• _GIVEN EXERCISE_
Gather the lines below that include the string "stramonium", copying each in full.
+++ SOURCE MATERIAL +++
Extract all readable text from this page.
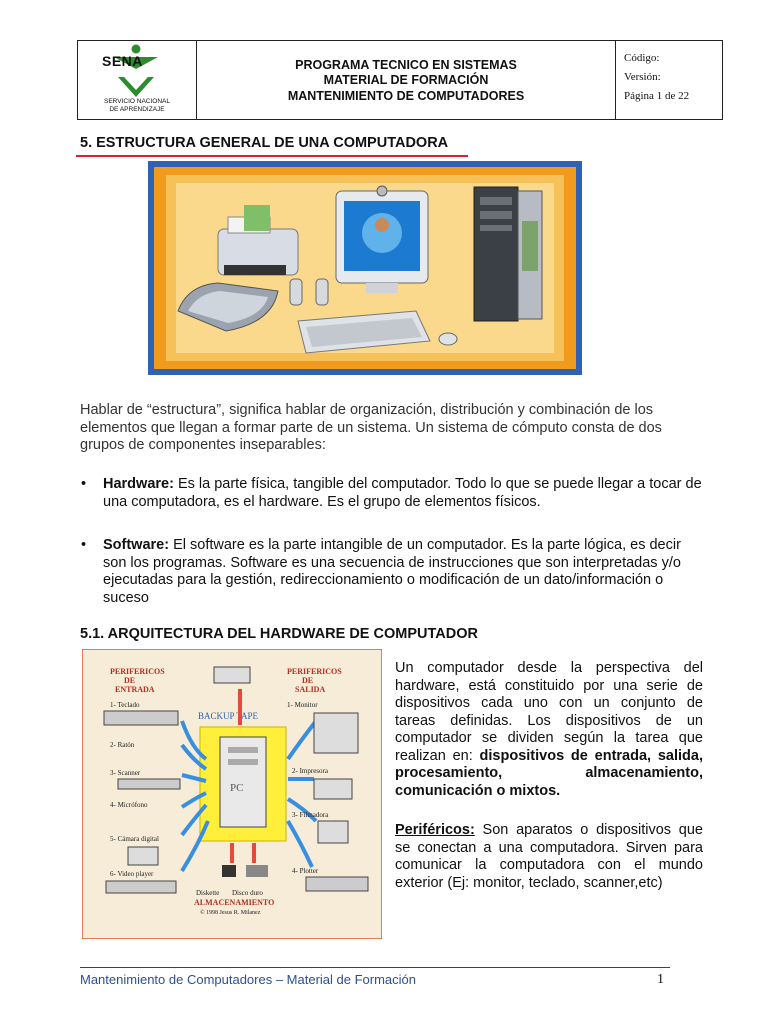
SENA
SERVICIO NACIONAL
DE APRENDIZAJE
PROGRAMA TECNICO EN SISTEMAS
MATERIAL DE FORMACIÓN
MANTENIMIENTO DE COMPUTADORES
Código:
Versión:
Página 1 de 22
5. ESTRUCTURA GENERAL DE UNA COMPUTADORA
Hablar de “estructura”, significa hablar de organización, distribución y combinación de los elementos que llegan a formar parte de un sistema. Un sistema de cómputo consta de dos grupos de componentes inseparables:
• Hardware: Es la parte física, tangible del computador. Todo lo que se puede llegar a tocar de una computadora, es el hardware. Es el grupo de elementos físicos.
• Software: El software es la parte intangible de un computador. Es la parte lógica, es decir son los programas. Software es una secuencia de instrucciones que son interpretadas y/o ejecutadas para la gestión, redireccionamiento o modificación de un dato/información o suceso
5.1. ARQUITECTURA DEL HARDWARE DE COMPUTADOR
PERIFERICOS
DE
ENTRADA
PERIFERICOS
DE
SALIDA
BACKUP TAPE
PC
1- Teclado
2- Ratón
3- Scanner
4- Micrófono
5- Cámara digital
6- Video player
1- Monitor
2- Impresora
3- Filmadora
4- Plotter
Diskette Disco duro
ALMACENAMIENTO
© 1998 Jesus R. Milanez
Un computador desde la perspectiva del hardware, está constituido por una serie de dispositivos cada uno con un conjunto de tareas definidas. Los dispositivos de un computador se dividen según la tarea que realizan en: dispositivos de entrada, salida, procesamiento, almacenamiento, comunicación o mixtos.
Periféricos: Son aparatos o dispositivos que se conectan a una computadora. Sirven para comunicar la computadora con el mundo exterior (Ej: monitor, teclado, scanner,etc)
Mantenimiento de Computadores – Material de Formación	1
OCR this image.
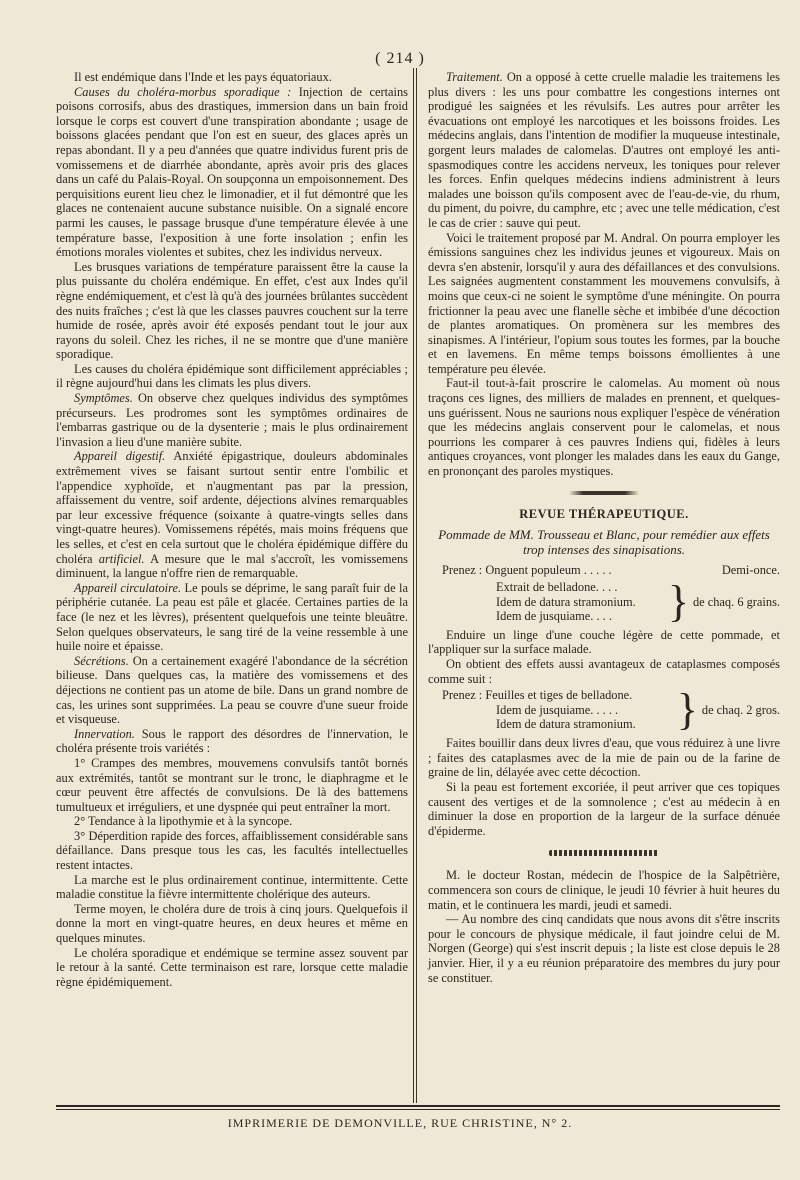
( 214 )

Il est endémique dans l'Inde et les pays équatoriaux.

Causes du choléra-morbus sporadique : Injection de certains poisons corrosifs, abus des drastiques, immersion dans un bain froid lorsque le corps est couvert d'une transpiration abondante ; usage de boissons glacées pendant que l'on est en sueur, des glaces après un repas abondant. Il y a peu d'années que quatre individus furent pris de vomissemens et de diarrhée abondante, après avoir pris des glaces dans un café du Palais-Royal. On soupçonna un empoisonnement. Des perquisitions eurent lieu chez le limonadier, et il fut démontré que les glaces ne contenaient aucune substance nuisible. On a signalé encore parmi les causes, le passage brusque d'une température élevée à une température basse, l'exposition à une forte insolation ; enfin les émotions morales violentes et subites, chez les individus nerveux.

Les brusques variations de température paraissent être la cause la plus puissante du choléra endémique. En effet, c'est aux Indes qu'il règne endémiquement, et c'est là qu'à des journées brûlantes succèdent des nuits fraîches ; c'est là que les classes pauvres couchent sur la terre humide de rosée, après avoir été exposés pendant tout le jour aux rayons du soleil. Chez les riches, il ne se montre que d'une manière sporadique.

Les causes du choléra épidémique sont difficilement appréciables ; il règne aujourd'hui dans les climats les plus divers.

Symptômes. On observe chez quelques individus des symptômes précurseurs. Les prodromes sont les symptômes ordinaires de l'embarras gastrique ou de la dysenterie ; mais le plus ordinairement l'invasion a lieu d'une manière subite.

Appareil digestif. Anxiété épigastrique, douleurs abdominales extrêmement vives se faisant surtout sentir entre l'ombilic et l'appendice xyphoïde, et n'augmentant pas par la pression, affaissement du ventre, soif ardente, déjections alvines remarquables par leur excessive fréquence (soixante à quatre-vingts selles dans vingt-quatre heures). Vomissemens répétés, mais moins fréquens que les selles, et c'est en cela surtout que le choléra épidémique diffère du choléra artificiel. A mesure que le mal s'accroît, les vomissemens diminuent, la langue n'offre rien de remarquable.

Appareil circulatoire. Le pouls se déprime, le sang paraît fuir de la périphérie cutanée. La peau est pâle et glacée. Certaines parties de la face (le nez et les lèvres), présentent quelquefois une teinte bleuâtre. Selon quelques observateurs, le sang tiré de la veine ressemble à une huile noire et épaisse.

Sécrétions. On a certainement exagéré l'abondance de la sécrétion bilieuse. Dans quelques cas, la matière des vomissemens et des déjections ne contient pas un atome de bile. Dans un grand nombre de cas, les urines sont supprimées. La peau se couvre d'une sueur froide et visqueuse.

Innervation. Sous le rapport des désordres de l'innervation, le choléra présente trois variétés :

1° Crampes des membres, mouvemens convulsifs tantôt bornés aux extrémités, tantôt se montrant sur le tronc, le diaphragme et le cœur peuvent être affectés de convulsions. De là des battemens tumultueux et irréguliers, et une dyspnée qui peut entraîner la mort.

2° Tendance à la lipothymie et à la syncope.

3° Déperdition rapide des forces, affaiblissement considérable sans défaillance. Dans presque tous les cas, les facultés intellectuelles restent intactes.

La marche est le plus ordinairement continue, intermittente. Cette maladie constitue la fièvre intermittente cholérique des auteurs.

Terme moyen, le choléra dure de trois à cinq jours. Quelquefois il donne la mort en vingt-quatre heures, en deux heures et même en quelques minutes.

Le choléra sporadique et endémique se termine assez souvent par le retour à la santé. Cette terminaison est rare, lorsque cette maladie règne épidémiquement.

Traitement. On a opposé à cette cruelle maladie les traitemens les plus divers : les uns pour combattre les congestions internes ont prodigué les saignées et les révulsifs. Les autres pour arrêter les évacuations ont employé les narcotiques et les boissons froides. Les médecins anglais, dans l'intention de modifier la muqueuse intestinale, gorgent leurs malades de calomelas. D'autres ont employé les anti-spasmodiques contre les accidens nerveux, les toniques pour relever les forces. Enfin quelques médecins indiens administrent à leurs malades une boisson qu'ils composent avec de l'eau-de-vie, du rhum, du piment, du poivre, du camphre, etc ; avec une telle médication, c'est le cas de crier : sauve qui peut.

Voici le traitement proposé par M. Andral. On pourra employer les émissions sanguines chez les individus jeunes et vigoureux. Mais on devra s'en abstenir, lorsqu'il y aura des défaillances et des convulsions. Les saignées augmentent constamment les mouvemens convulsifs, à moins que ceux-ci ne soient le symptôme d'une méningite. On pourra frictionner la peau avec une flanelle sèche et imbibée d'une décoction de plantes aromatiques. On promènera sur les membres des sinapismes. A l'intérieur, l'opium sous toutes les formes, par la bouche et en lavemens. En même temps boissons émollientes à une température peu élevée.

Faut-il tout-à-fait proscrire le calomelas. Au moment où nous traçons ces lignes, des milliers de malades en prennent, et quelques-uns guérissent. Nous ne saurions nous expliquer l'espèce de vénération que les médecins anglais conservent pour le calomelas, et nous pourrions les comparer à ces pauvres Indiens qui, fidèles à leurs antiques croyances, vont plonger les malades dans les eaux du Gange, en prononçant des paroles mystiques.

REVUE THÉRAPEUTIQUE.
Pommade de MM. Trousseau et Blanc, pour remédier aux effets trop intenses des sinapisations.
Prenez : Onguent populeum . . . . .	Demi-once.
Extrait de belladone. . . .
Idem de datura stramonium.
Idem de jusquiame. . . .	} de chaq. 6 grains.

Enduire un linge d'une couche légère de cette pommade, et l'appliquer sur la surface malade.

On obtient des effets aussi avantageux de cataplasmes composés comme suit :

Prenez : Feuilles et tiges de belladone.
Idem de jusquiame. . . . .
Idem de datura stramonium. } de chaq. 2 gros.

Faites bouillir dans deux livres d'eau, que vous réduirez à une livre ; faites des cataplasmes avec de la mie de pain ou de la farine de graine de lin, délayée avec cette décoction.

Si la peau est fortement excoriée, il peut arriver que ces topiques causent des vertiges et de la somnolence ; c'est au médecin à en diminuer la dose en proportion de la largeur de la surface dénuée d'épiderme.

M. le docteur Rostan, médecin de l'hospice de la Salpêtrière, commencera son cours de clinique, le jeudi 10 février à huit heures du matin, et le continuera les mardi, jeudi et samedi.

— Au nombre des cinq candidats que nous avons dit s'être inscrits pour le concours de physique médicale, il faut joindre celui de M. Norgen (George) qui s'est inscrit depuis ; la liste est close depuis le 28 janvier. Hier, il y a eu réunion préparatoire des membres du jury pour se constituer.

IMPRIMERIE DE DEMONVILLE, RUE CHRISTINE, N° 2.
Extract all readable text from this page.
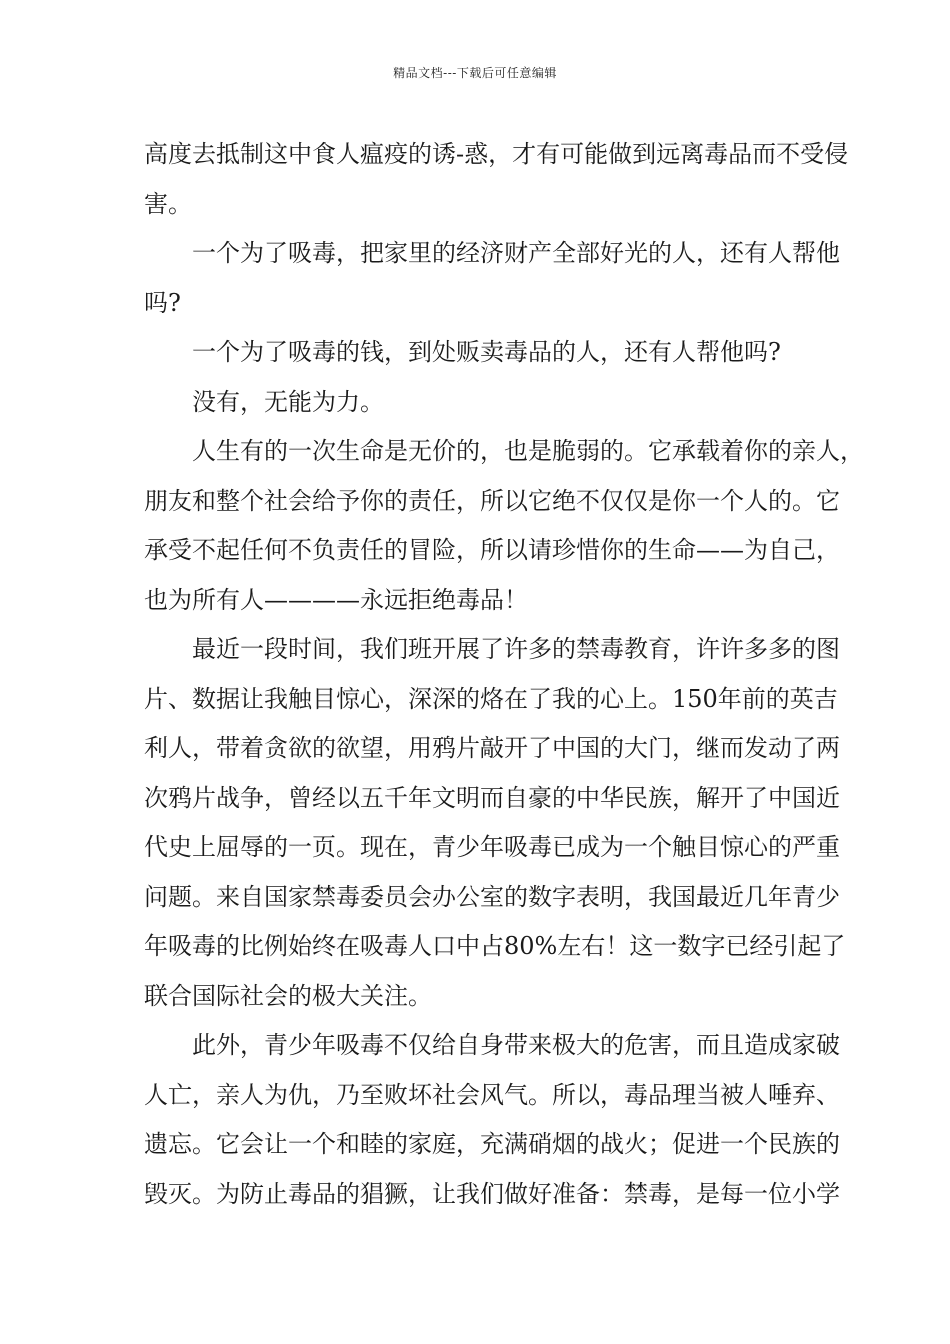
精品文档---下载后可任意编辑
高度去抵制这中食人瘟疫的诱-惑，才有可能做到远离毒品而不受侵
害。
一个为了吸毒，把家里的经济财产全部好光的人，还有人帮他
吗?
一个为了吸毒的钱，到处贩卖毒品的人，还有人帮他吗?
没有，无能为力。
人生有的一次生命是无价的，也是脆弱的。它承载着你的亲人，
朋友和整个社会给予你的责任，所以它绝不仅仅是你一个人的。它
承受不起任何不负责任的冒险，所以请珍惜你的生命——为自己，
也为所有人————永远拒绝毒品！
最近一段时间，我们班开展了许多的禁毒教育，许许多多的图
片、数据让我触目惊心，深深的烙在了我的心上。150年前的英吉
利人，带着贪欲的欲望，用鸦片敲开了中国的大门，继而发动了两
次鸦片战争，曾经以五千年文明而自豪的中华民族，解开了中国近
代史上屈辱的一页。现在，青少年吸毒已成为一个触目惊心的严重
问题。来自国家禁毒委员会办公室的数字表明，我国最近几年青少
年吸毒的比例始终在吸毒人口中占80%左右！这一数字已经引起了
联合国际社会的极大关注。
此外，青少年吸毒不仅给自身带来极大的危害，而且造成家破
人亡，亲人为仇，乃至败坏社会风气。所以，毒品理当被人唾弃、
遗忘。它会让一个和睦的家庭，充满硝烟的战火；促进一个民族的
毁灭。为防止毒品的猖獗，让我们做好准备：禁毒，是每一位小学
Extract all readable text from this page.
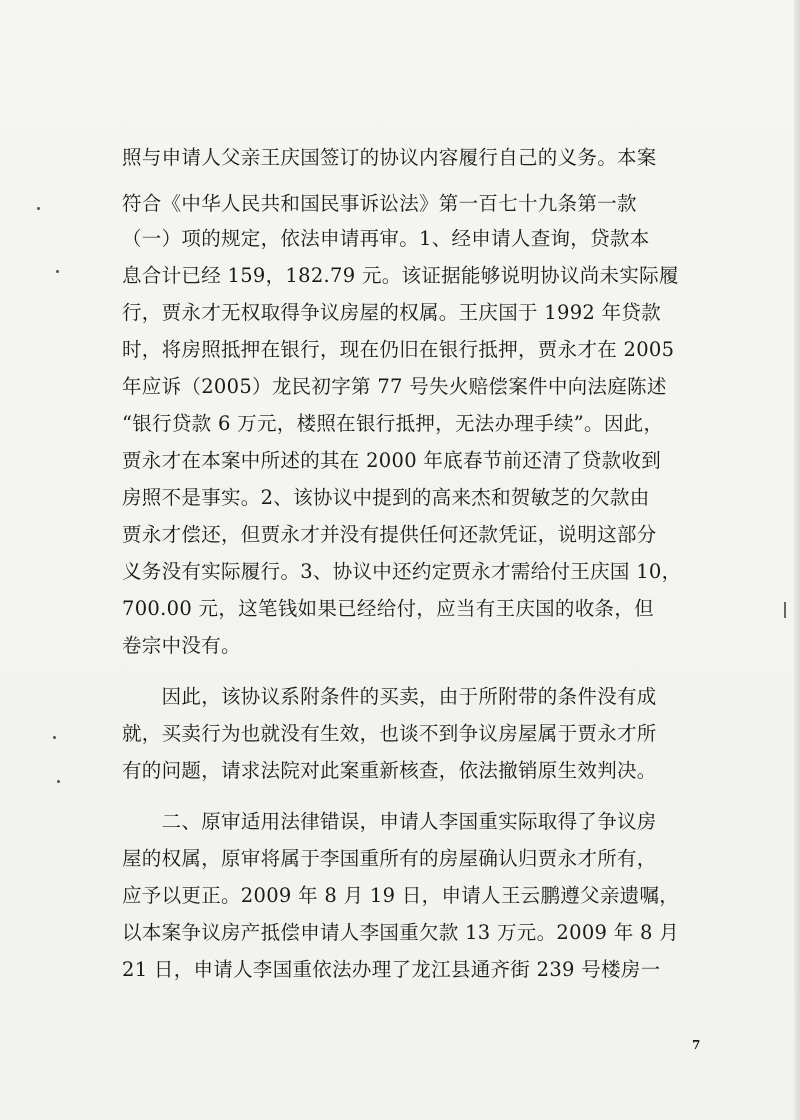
照与申请人父亲王庆国签订的协议内容履行自己的义务。本案
符合《中华人民共和国民事诉讼法》第一百七十九条第一款
（一）项的规定，依法申请再审。1、经申请人查询，贷款本
息合计已经 159，182.79 元。该证据能够说明协议尚未实际履
行，贾永才无权取得争议房屋的权属。王庆国于 1992 年贷款
时，将房照抵押在银行，现在仍旧在银行抵押，贾永才在 2005
年应诉（2005）龙民初字第 77 号失火赔偿案件中向法庭陈述
“银行贷款 6 万元，楼照在银行抵押，无法办理手续”。因此，
贾永才在本案中所述的其在 2000 年底春节前还清了贷款收到
房照不是事实。2、该协议中提到的高来杰和贺敏芝的欠款由
贾永才偿还，但贾永才并没有提供任何还款凭证，说明这部分
义务没有实际履行。3、协议中还约定贾永才需给付王庆国 10，
700.00 元，这笔钱如果已经给付，应当有王庆国的收条，但
卷宗中没有。
　　因此，该协议系附条件的买卖，由于所附带的条件没有成
就，买卖行为也就没有生效，也谈不到争议房屋属于贾永才所
有的问题，请求法院对此案重新核查，依法撤销原生效判决。
　　二、原审适用法律错误，申请人李国重实际取得了争议房
屋的权属，原审将属于李国重所有的房屋确认归贾永才所有，
应予以更正。2009 年 8 月 19 日，申请人王云鹏遵父亲遗嘱，
以本案争议房产抵偿申请人李国重欠款 13 万元。2009 年 8 月
21 日，申请人李国重依法办理了龙江县通齐街 239 号楼房一
7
+++
• _COMPLETE ANSWER_
Idem de datura stramonium.
Idem de datura stramonium. } de chaq. 2 gros.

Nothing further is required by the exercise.